## What is required
Pick out every line of the entries below where "Double" occurs, and copy those lines.

## Record excerpts
******************************

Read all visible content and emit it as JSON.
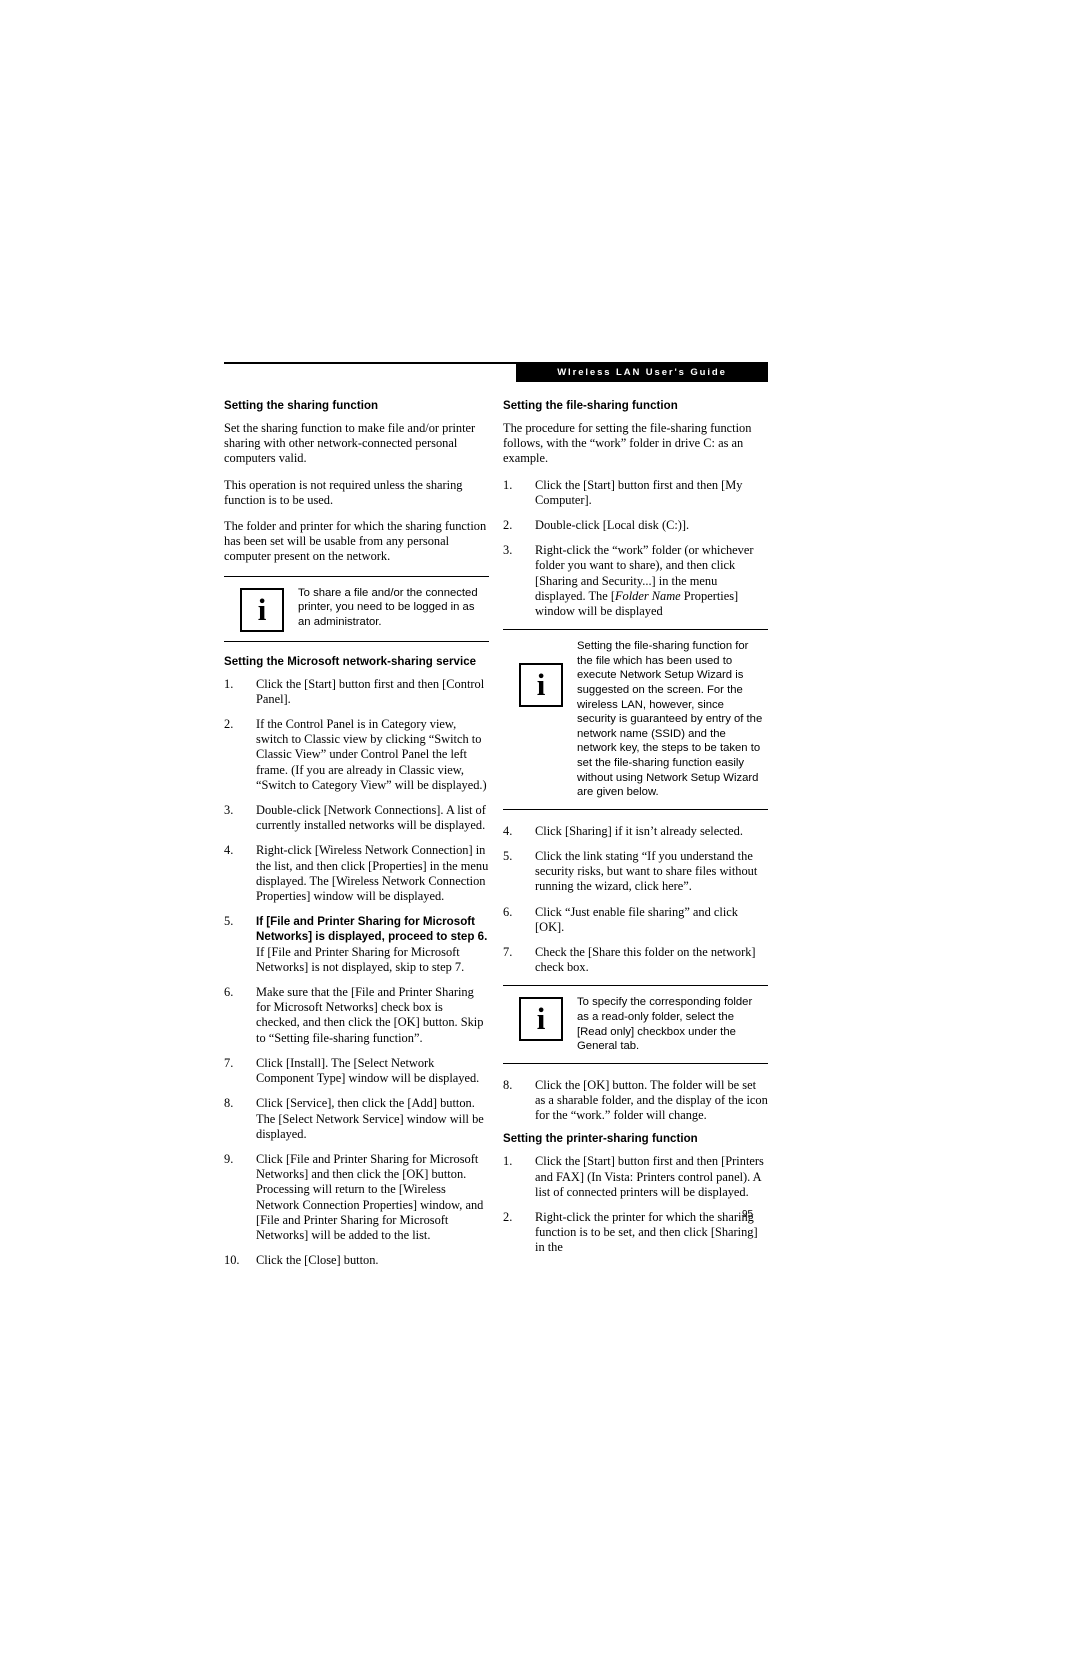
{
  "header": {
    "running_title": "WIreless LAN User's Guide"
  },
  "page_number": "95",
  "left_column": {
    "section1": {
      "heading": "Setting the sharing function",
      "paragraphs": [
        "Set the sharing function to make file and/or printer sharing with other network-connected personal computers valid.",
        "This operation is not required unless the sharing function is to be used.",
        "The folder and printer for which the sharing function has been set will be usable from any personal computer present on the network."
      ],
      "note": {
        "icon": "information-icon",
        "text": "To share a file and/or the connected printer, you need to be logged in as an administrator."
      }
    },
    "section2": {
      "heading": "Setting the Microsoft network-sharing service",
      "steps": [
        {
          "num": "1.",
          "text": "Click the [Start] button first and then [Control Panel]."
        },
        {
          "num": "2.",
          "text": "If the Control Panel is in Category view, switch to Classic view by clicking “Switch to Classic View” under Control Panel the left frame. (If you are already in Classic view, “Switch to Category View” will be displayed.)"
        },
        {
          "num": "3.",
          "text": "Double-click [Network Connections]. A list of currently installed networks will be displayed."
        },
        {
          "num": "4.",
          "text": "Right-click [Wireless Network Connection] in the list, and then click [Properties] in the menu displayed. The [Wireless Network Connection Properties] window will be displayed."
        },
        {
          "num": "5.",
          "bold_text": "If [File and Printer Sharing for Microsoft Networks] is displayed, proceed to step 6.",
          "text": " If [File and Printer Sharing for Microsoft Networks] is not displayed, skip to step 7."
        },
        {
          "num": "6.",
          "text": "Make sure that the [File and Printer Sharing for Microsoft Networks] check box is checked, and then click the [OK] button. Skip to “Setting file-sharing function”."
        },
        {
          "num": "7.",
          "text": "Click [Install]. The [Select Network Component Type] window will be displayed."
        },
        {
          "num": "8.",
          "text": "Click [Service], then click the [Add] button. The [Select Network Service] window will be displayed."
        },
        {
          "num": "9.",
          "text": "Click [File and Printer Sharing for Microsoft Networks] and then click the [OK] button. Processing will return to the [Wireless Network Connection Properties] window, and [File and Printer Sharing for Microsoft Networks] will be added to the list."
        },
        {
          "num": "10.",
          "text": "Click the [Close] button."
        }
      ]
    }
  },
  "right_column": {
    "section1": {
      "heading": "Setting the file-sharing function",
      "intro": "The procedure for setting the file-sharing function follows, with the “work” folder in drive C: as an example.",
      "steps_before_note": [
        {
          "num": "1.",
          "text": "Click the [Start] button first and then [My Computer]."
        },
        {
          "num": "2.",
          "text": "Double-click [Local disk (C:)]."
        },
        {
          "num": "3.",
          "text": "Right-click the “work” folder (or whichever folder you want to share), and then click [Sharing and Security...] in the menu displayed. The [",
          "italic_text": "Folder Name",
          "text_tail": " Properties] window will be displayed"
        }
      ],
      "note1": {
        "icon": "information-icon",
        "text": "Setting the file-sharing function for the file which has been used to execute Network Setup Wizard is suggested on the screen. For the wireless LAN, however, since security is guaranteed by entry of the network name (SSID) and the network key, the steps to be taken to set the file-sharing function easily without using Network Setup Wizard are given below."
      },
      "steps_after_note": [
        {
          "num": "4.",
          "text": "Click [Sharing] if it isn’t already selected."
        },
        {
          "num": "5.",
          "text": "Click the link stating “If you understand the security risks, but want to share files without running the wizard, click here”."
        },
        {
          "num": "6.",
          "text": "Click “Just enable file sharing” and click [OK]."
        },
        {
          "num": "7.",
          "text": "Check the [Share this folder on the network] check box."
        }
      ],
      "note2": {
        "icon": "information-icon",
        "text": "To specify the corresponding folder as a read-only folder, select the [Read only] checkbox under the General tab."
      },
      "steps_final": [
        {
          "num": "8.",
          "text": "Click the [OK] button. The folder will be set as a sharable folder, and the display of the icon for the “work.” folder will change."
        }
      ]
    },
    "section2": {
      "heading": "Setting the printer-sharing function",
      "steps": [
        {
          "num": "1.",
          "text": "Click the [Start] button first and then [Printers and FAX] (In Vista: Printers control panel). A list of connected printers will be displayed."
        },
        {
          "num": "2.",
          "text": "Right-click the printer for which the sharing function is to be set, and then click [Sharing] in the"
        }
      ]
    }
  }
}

******************************

## In response
          "text": "Double-click [Network Connections]. A list of currently installed networks will be displayed."
          "text": "Double-click [Local disk (C:)]."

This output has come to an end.